§ **What is required**:
Exactly reproduce the entries, dropping any pictures from your copy.

§ **Input rows**:
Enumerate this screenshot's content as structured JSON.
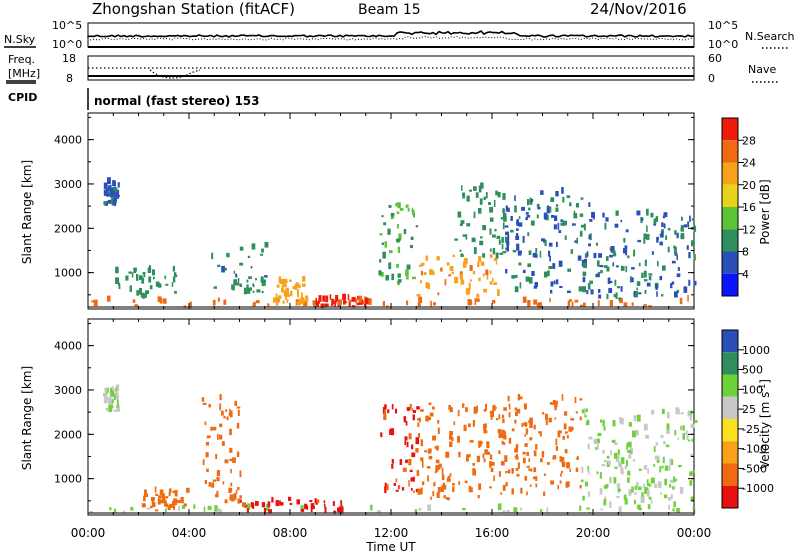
{
  "header": {
    "station": "Zhongshan Station (fitACF)",
    "beam": "Beam 15",
    "date": "24/Nov/2016"
  },
  "noise_panel": {
    "left_label": "N.Sky",
    "right_label": "N.Search",
    "left_ticks": [
      "10^5",
      "10^0"
    ],
    "right_ticks": [
      "10^5",
      "10^0"
    ]
  },
  "freq_panel": {
    "left_label_lines": [
      "Freq.",
      "[MHz]"
    ],
    "right_label": "Nave",
    "left_ticks": [
      "18",
      "8"
    ],
    "right_ticks": [
      "60",
      "0"
    ]
  },
  "cpid": {
    "label": "CPID",
    "text": "normal (fast stereo) 153"
  },
  "xaxis": {
    "label": "Time UT",
    "ticks": [
      "00:00",
      "04:00",
      "08:00",
      "12:00",
      "16:00",
      "20:00",
      "00:00"
    ]
  },
  "colors": {
    "power": [
      "#0a14ff",
      "#2a4fb8",
      "#2f8f5c",
      "#5cc436",
      "#e8d21a",
      "#f7a21a",
      "#f06a12",
      "#ee1a0a"
    ],
    "velocity": [
      "#e81010",
      "#f06a12",
      "#f7a21a",
      "#fbe01e",
      "#c8c8c8",
      "#6fd13a",
      "#2f8f5c",
      "#2a4fb8"
    ]
  },
  "chart_data": [
    {
      "type": "heatmap",
      "title": "",
      "xlabel": "Time UT",
      "ylabel": "Slant Range [km]",
      "xlim": [
        0,
        24
      ],
      "ylim": [
        180,
        4600
      ],
      "yticks": [
        "1000",
        "2000",
        "3000",
        "4000"
      ],
      "colorbar": {
        "label": "Power [dB]",
        "ticks": [
          "4",
          "8",
          "12",
          "16",
          "20",
          "24",
          "28"
        ],
        "range": [
          0,
          32
        ]
      },
      "series": [
        {
          "time_range": [
            0.0,
            24.0
          ],
          "range_km": [
            200,
            350
          ],
          "value": 26
        },
        {
          "time_range": [
            0.6,
            1.2
          ],
          "range_km": [
            2500,
            3000
          ],
          "value": 7
        },
        {
          "time_range": [
            1.0,
            3.5
          ],
          "range_km": [
            350,
            1100
          ],
          "value": 10
        },
        {
          "time_range": [
            4.8,
            7.0
          ],
          "range_km": [
            500,
            1600
          ],
          "value": 9
        },
        {
          "time_range": [
            7.3,
            8.6
          ],
          "range_km": [
            250,
            800
          ],
          "value": 22
        },
        {
          "time_range": [
            9.0,
            11.0
          ],
          "range_km": [
            200,
            400
          ],
          "value": 29
        },
        {
          "time_range": [
            11.5,
            13.0
          ],
          "range_km": [
            700,
            2500
          ],
          "value": 12
        },
        {
          "time_range": [
            13.0,
            16.2
          ],
          "range_km": [
            400,
            1400
          ],
          "value": 23
        },
        {
          "time_range": [
            14.5,
            16.5
          ],
          "range_km": [
            1200,
            2900
          ],
          "value": 10
        },
        {
          "time_range": [
            16.5,
            20.0
          ],
          "range_km": [
            500,
            2800
          ],
          "value": 8
        },
        {
          "time_range": [
            20.0,
            24.0
          ],
          "range_km": [
            300,
            2300
          ],
          "value": 8
        }
      ]
    },
    {
      "type": "heatmap",
      "title": "",
      "xlabel": "Time UT",
      "ylabel": "Slant Range [km]",
      "xlim": [
        0,
        24
      ],
      "ylim": [
        180,
        4600
      ],
      "yticks": [
        "1000",
        "2000",
        "3000",
        "4000"
      ],
      "colorbar": {
        "label": "Velocity [m s^-1]",
        "ticks": [
          "1000",
          "500",
          "100",
          "25",
          "-25",
          "-100",
          "-500",
          "-1000"
        ]
      },
      "series": [
        {
          "time_range": [
            0.0,
            24.0
          ],
          "range_km": [
            200,
            320
          ],
          "value": 100
        },
        {
          "time_range": [
            0.6,
            1.2
          ],
          "range_km": [
            2500,
            3000
          ],
          "value": 100
        },
        {
          "time_range": [
            2.0,
            4.0
          ],
          "range_km": [
            250,
            700
          ],
          "value": -300
        },
        {
          "time_range": [
            4.5,
            6.0
          ],
          "range_km": [
            400,
            2800
          ],
          "value": -200
        },
        {
          "time_range": [
            6.0,
            10.0
          ],
          "range_km": [
            200,
            500
          ],
          "value": -700
        },
        {
          "time_range": [
            11.5,
            13.0
          ],
          "range_km": [
            600,
            2600
          ],
          "value": -600
        },
        {
          "time_range": [
            13.0,
            16.5
          ],
          "range_km": [
            500,
            2700
          ],
          "value": -300
        },
        {
          "time_range": [
            16.5,
            19.5
          ],
          "range_km": [
            600,
            2800
          ],
          "value": -150
        },
        {
          "time_range": [
            19.5,
            24.0
          ],
          "range_km": [
            300,
            2500
          ],
          "value": 100
        }
      ]
    }
  ]
}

§ **Result for this exercise**:
Enumerate this screenshot's content as structured JSON.
{
  "header": {
    "station": "Zhongshan Station (fitACF)",
    "beam": "Beam 15",
    "date": "24/Nov/2016"
  },
  "noise_panel": {
    "left_label": "N.Sky",
    "right_label": "N.Search",
    "left_ticks": [
      "10^5",
      "10^0"
    ],
    "right_ticks": [
      "10^5",
      "10^0"
    ]
  },
  "freq_panel": {
    "left_label_lines": [
      "Freq.",
      "[MHz]"
    ],
    "right_label": "Nave",
    "left_ticks": [
      "18",
      "8"
    ],
    "right_ticks": [
      "60",
      "0"
    ]
  },
  "cpid": {
    "label": "CPID",
    "text": "normal (fast stereo) 153"
  },
  "xaxis": {
    "label": "Time UT",
    "ticks": [
      "00:00",
      "04:00",
      "08:00",
      "12:00",
      "16:00",
      "20:00",
      "00:00"
    ]
  },
  "colors": {
    "power": [
      "#0a14ff",
      "#2a4fb8",
      "#2f8f5c",
      "#5cc436",
      "#e8d21a",
      "#f7a21a",
      "#f06a12",
      "#ee1a0a"
    ],
    "velocity": [
      "#e81010",
      "#f06a12",
      "#f7a21a",
      "#fbe01e",
      "#c8c8c8",
      "#6fd13a",
      "#2f8f5c",
      "#2a4fb8"
    ]
  },
  "chart_data": [
    {
      "type": "heatmap",
      "title": "",
      "xlabel": "Time UT",
      "ylabel": "Slant Range [km]",
      "xlim": [
        0,
        24
      ],
      "ylim": [
        180,
        4600
      ],
      "yticks": [
        "1000",
        "2000",
        "3000",
        "4000"
      ],
      "colorbar": {
        "label": "Power [dB]",
        "ticks": [
          "4",
          "8",
          "12",
          "16",
          "20",
          "24",
          "28"
        ],
        "range": [
          0,
          32
        ]
      },
      "series": [
        {
          "time_range": [
            0.0,
            24.0
          ],
          "range_km": [
            200,
            350
          ],
          "value": 26
        },
        {
          "time_range": [
            0.6,
            1.2
          ],
          "range_km": [
            2500,
            3000
          ],
          "value": 7
        },
        {
          "time_range": [
            1.0,
            3.5
          ],
          "range_km": [
            350,
            1100
          ],
          "value": 10
        },
        {
          "time_range": [
            4.8,
            7.0
          ],
          "range_km": [
            500,
            1600
          ],
          "value": 9
        },
        {
          "time_range": [
            7.3,
            8.6
          ],
          "range_km": [
            250,
            800
          ],
          "value": 22
        },
        {
          "time_range": [
            9.0,
            11.0
          ],
          "range_km": [
            200,
            400
          ],
          "value": 29
        },
        {
          "time_range": [
            11.5,
            13.0
          ],
          "range_km": [
            700,
            2500
          ],
          "value": 12
        },
        {
          "time_range": [
            13.0,
            16.2
          ],
          "range_km": [
            400,
            1400
          ],
          "value": 23
        },
        {
          "time_range": [
            14.5,
            16.5
          ],
          "range_km": [
            1200,
            2900
          ],
          "value": 10
        },
        {
          "time_range": [
            16.5,
            20.0
          ],
          "range_km": [
            500,
            2800
          ],
          "value": 8
        },
        {
          "time_range": [
            20.0,
            24.0
          ],
          "range_km": [
            300,
            2300
          ],
          "value": 8
        }
      ]
    },
    {
      "type": "heatmap",
      "title": "",
      "xlabel": "Time UT",
      "ylabel": "Slant Range [km]",
      "xlim": [
        0,
        24
      ],
      "ylim": [
        180,
        4600
      ],
      "yticks": [
        "1000",
        "2000",
        "3000",
        "4000"
      ],
      "colorbar": {
        "label": "Velocity [m s^-1]",
        "ticks": [
          "1000",
          "500",
          "100",
          "25",
          "-25",
          "-100",
          "-500",
          "-1000"
        ]
      },
      "series": [
        {
          "time_range": [
            0.0,
            24.0
          ],
          "range_km": [
            200,
            320
          ],
          "value": 100
        },
        {
          "time_range": [
            0.6,
            1.2
          ],
          "range_km": [
            2500,
            3000
          ],
          "value": 100
        },
        {
          "time_range": [
            2.0,
            4.0
          ],
          "range_km": [
            250,
            700
          ],
          "value": -300
        },
        {
          "time_range": [
            4.5,
            6.0
          ],
          "range_km": [
            400,
            2800
          ],
          "value": -200
        },
        {
          "time_range": [
            6.0,
            10.0
          ],
          "range_km": [
            200,
            500
          ],
          "value": -700
        },
        {
          "time_range": [
            11.5,
            13.0
          ],
          "range_km": [
            600,
            2600
          ],
          "value": -600
        },
        {
          "time_range": [
            13.0,
            16.5
          ],
          "range_km": [
            500,
            2700
          ],
          "value": -300
        },
        {
          "time_range": [
            16.5,
            19.5
          ],
          "range_km": [
            600,
            2800
          ],
          "value": -150
        },
        {
          "time_range": [
            19.5,
            24.0
          ],
          "range_km": [
            300,
            2500
          ],
          "value": 100
        }
      ]
    }
  ]
}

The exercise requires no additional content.